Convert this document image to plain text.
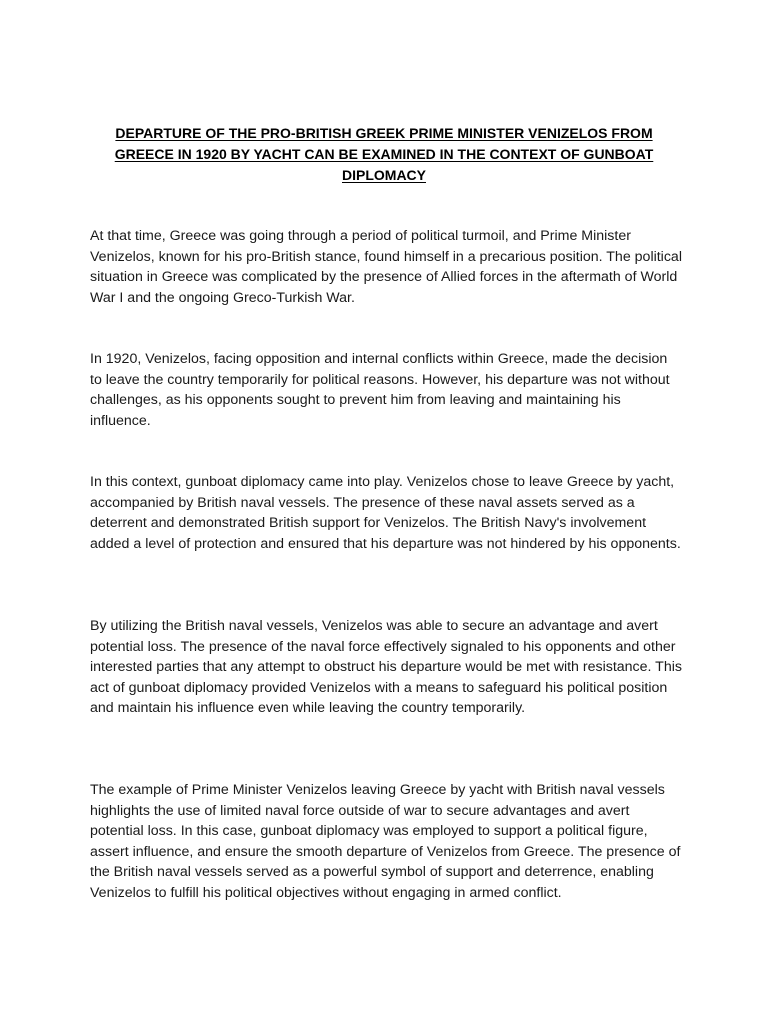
DEPARTURE OF THE PRO-BRITISH GREEK PRIME MINISTER VENIZELOS FROM GREECE IN 1920 BY YACHT CAN BE EXAMINED IN THE CONTEXT OF GUNBOAT DIPLOMACY

At that time, Greece was going through a period of political turmoil, and Prime Minister Venizelos, known for his pro-British stance, found himself in a precarious position. The political situation in Greece was complicated by the presence of Allied forces in the aftermath of World War I and the ongoing Greco-Turkish War.

In 1920, Venizelos, facing opposition and internal conflicts within Greece, made the decision to leave the country temporarily for political reasons. However, his departure was not without challenges, as his opponents sought to prevent him from leaving and maintaining his influence.

In this context, gunboat diplomacy came into play. Venizelos chose to leave Greece by yacht, accompanied by British naval vessels. The presence of these naval assets served as a deterrent and demonstrated British support for Venizelos. The British Navy's involvement added a level of protection and ensured that his departure was not hindered by his opponents.

By utilizing the British naval vessels, Venizelos was able to secure an advantage and avert potential loss. The presence of the naval force effectively signaled to his opponents and other interested parties that any attempt to obstruct his departure would be met with resistance. This act of gunboat diplomacy provided Venizelos with a means to safeguard his political position and maintain his influence even while leaving the country temporarily.

The example of Prime Minister Venizelos leaving Greece by yacht with British naval vessels highlights the use of limited naval force outside of war to secure advantages and avert potential loss. In this case, gunboat diplomacy was employed to support a political figure, assert influence, and ensure the smooth departure of Venizelos from Greece. The presence of the British naval vessels served as a powerful symbol of support and deterrence, enabling Venizelos to fulfill his political objectives without engaging in armed conflict.
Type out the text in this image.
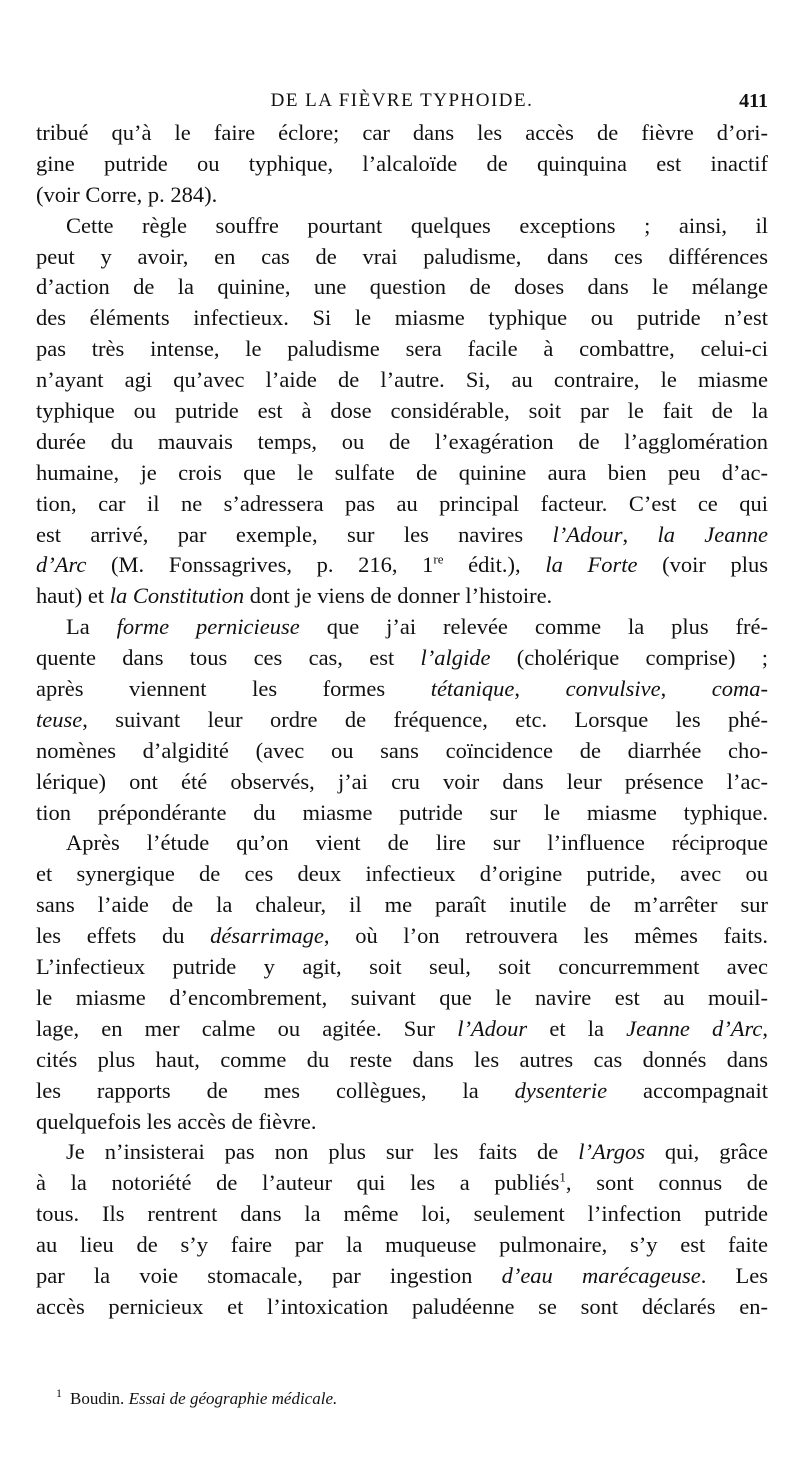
DE LA FIÈVRE TYPHOIDE.	411
tribué qu’à le faire éclore; car dans les accès de fièvre d’ori-
gine putride ou typhique, l’alcaloïde de quinquina est inactif
(voir Corre, p. 284).
Cette règle souffre pourtant quelques exceptions ; ainsi, il
peut y avoir, en cas de vrai paludisme, dans ces différences
d’action de la quinine, une question de doses dans le mélange
des éléments infectieux. Si le miasme typhique ou putride n’est
pas très intense, le paludisme sera facile à combattre, celui-ci
n’ayant agi qu’avec l’aide de l’autre. Si, au contraire, le miasme
typhique ou putride est à dose considérable, soit par le fait de la
durée du mauvais temps, ou de l’exagération de l’agglomération
humaine, je crois que le sulfate de quinine aura bien peu d’ac-
tion, car il ne s’adressera pas au principal facteur. C’est ce qui
est arrivé, par exemple, sur les navires l’Adour, la Jeanne
d’Arc (M. Fonssagrives, p. 216, 1re édit.), la Forte (voir plus
haut) et la Constitution dont je viens de donner l’histoire.
La forme pernicieuse que j’ai relevée comme la plus fré-
quente dans tous ces cas, est l’algide (cholérique comprise) ;
après viennent les formes tétanique, convulsive, coma-
teuse, suivant leur ordre de fréquence, etc. Lorsque les phé-
nomènes d’algidité (avec ou sans coïncidence de diarrhée cho-
lérique) ont été observés, j’ai cru voir dans leur présence l’ac-
tion prépondérante du miasme putride sur le miasme typhique.
Après l’étude qu’on vient de lire sur l’influence réciproque
et synergique de ces deux infectieux d’origine putride, avec ou
sans l’aide de la chaleur, il me paraît inutile de m’arrêter sur
les effets du désarrimage, où l’on retrouvera les mêmes faits.
L’infectieux putride y agit, soit seul, soit concurremment avec
le miasme d’encombrement, suivant que le navire est au mouil-
lage, en mer calme ou agitée. Sur l’Adour et la Jeanne d’Arc,
cités plus haut, comme du reste dans les autres cas donnés dans
les rapports de mes collègues, la dysenterie accompagnait
quelquefois les accès de fièvre.
Je n’insisterai pas non plus sur les faits de l’Argos qui, grâce
à la notoriété de l’auteur qui les a publiés$^1$, sont connus de
tous. Ils rentrent dans la même loi, seulement l’infection putride
au lieu de s’y faire par la muqueuse pulmonaire, s’y est faite
par la voie stomacale, par ingestion d’eau marécageuse. Les
accès pernicieux et l’intoxication paludéenne se sont déclarés en-
$^1$ Boudin. Essai de géographie médicale.
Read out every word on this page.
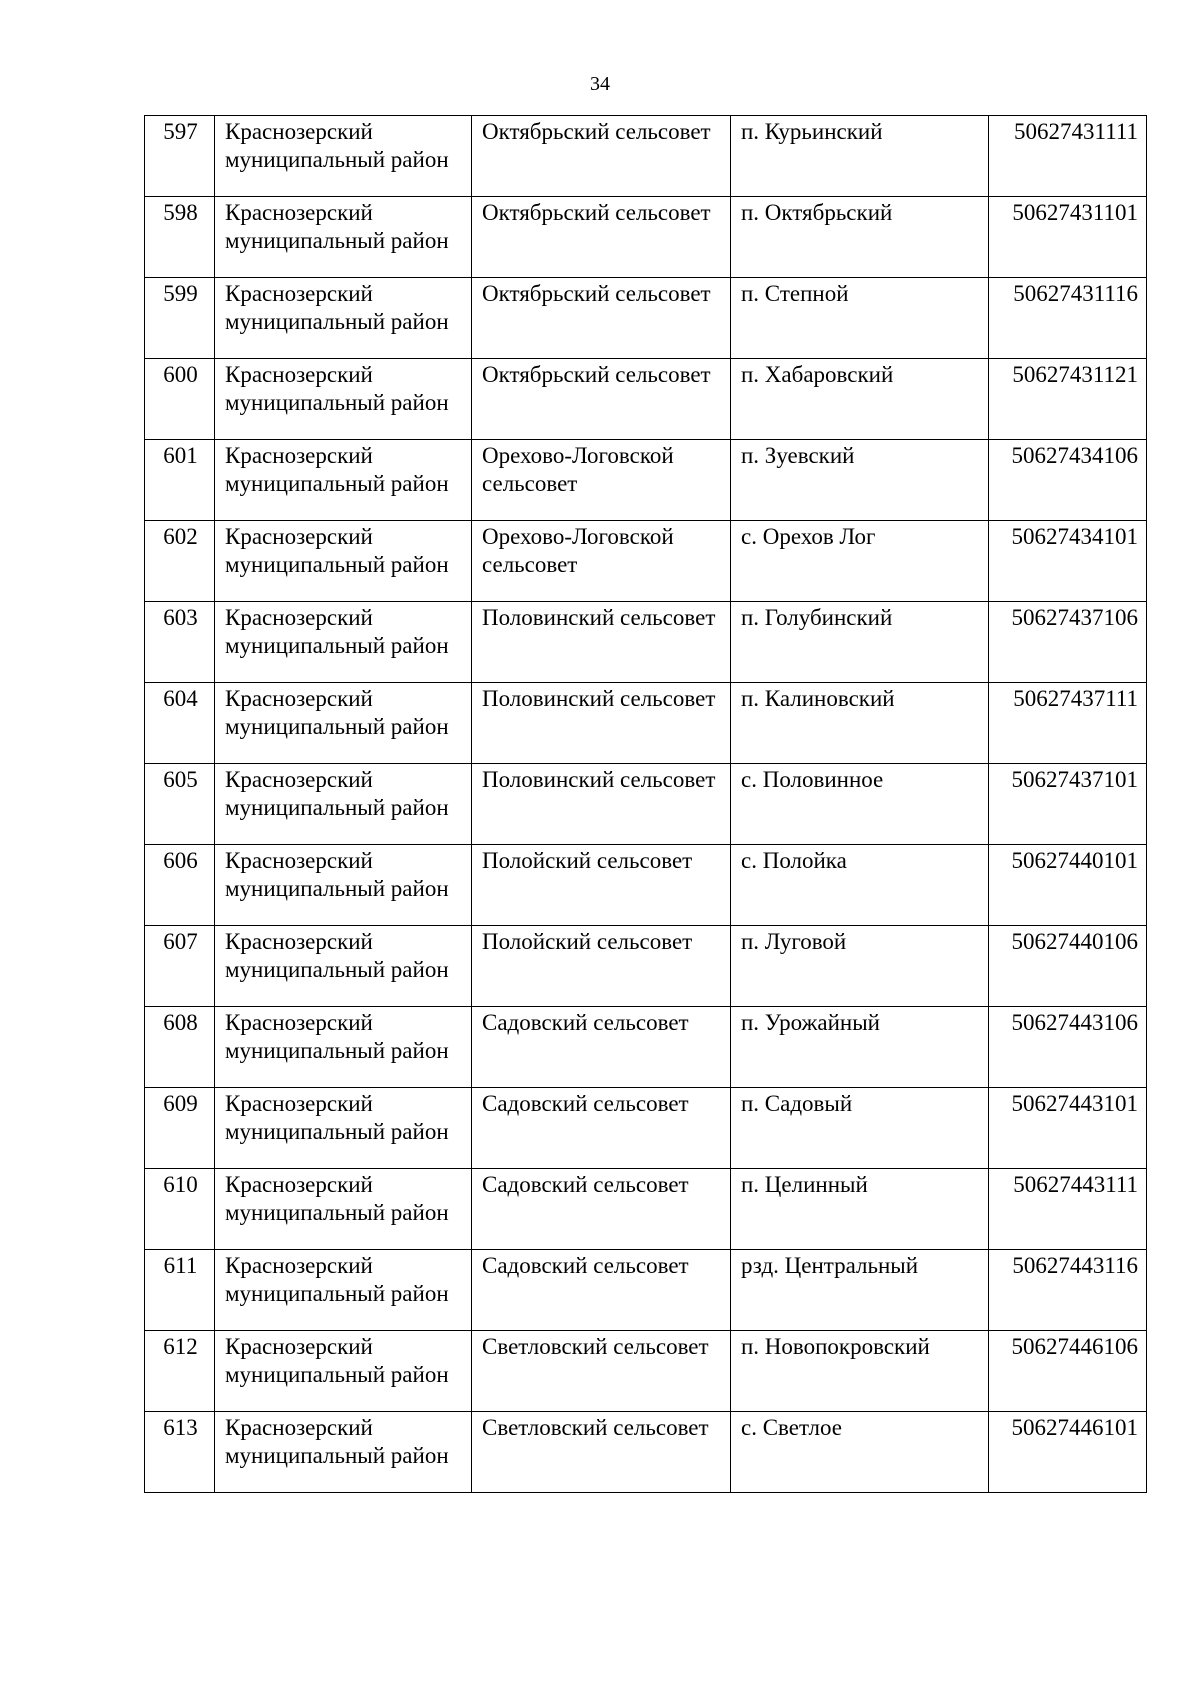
34
597	Краснозерский муниципальный район	Октябрьский сельсовет	п. Курьинский	50627431111
598	Краснозерский муниципальный район	Октябрьский сельсовет	п. Октябрьский	50627431101
599	Краснозерский муниципальный район	Октябрьский сельсовет	п. Степной	50627431116
600	Краснозерский муниципальный район	Октябрьский сельсовет	п. Хабаровский	50627431121
601	Краснозерский муниципальный район	Орехово-Логовской сельсовет	п. Зуевский	50627434106
602	Краснозерский муниципальный район	Орехово-Логовской сельсовет	с. Орехов Лог	50627434101
603	Краснозерский муниципальный район	Половинский сельсовет	п. Голубинский	50627437106
604	Краснозерский муниципальный район	Половинский сельсовет	п. Калиновский	50627437111
605	Краснозерский муниципальный район	Половинский сельсовет	с. Половинное	50627437101
606	Краснозерский муниципальный район	Полойский сельсовет	с. Полойка	50627440101
607	Краснозерский муниципальный район	Полойский сельсовет	п. Луговой	50627440106
608	Краснозерский муниципальный район	Садовский сельсовет	п. Урожайный	50627443106
609	Краснозерский муниципальный район	Садовский сельсовет	п. Садовый	50627443101
610	Краснозерский муниципальный район	Садовский сельсовет	п. Целинный	50627443111
611	Краснозерский муниципальный район	Садовский сельсовет	рзд. Центральный	50627443116
612	Краснозерский муниципальный район	Светловский сельсовет	п. Новопокровский	50627446106
613	Краснозерский муниципальный район	Светловский сельсовет	с. Светлое	50627446101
--
What you need to do | Gather each line holding the string "miasme".

Result |
des éléments infectieux. Si le miasme typhique ou putride n’est
n’ayant agi qu’avec l’aide de l’autre. Si, au contraire, le miasme
tion prépondérante du miasme putride sur le miasme typhique.
le miasme d’encombrement, suivant que le navire est au mouil-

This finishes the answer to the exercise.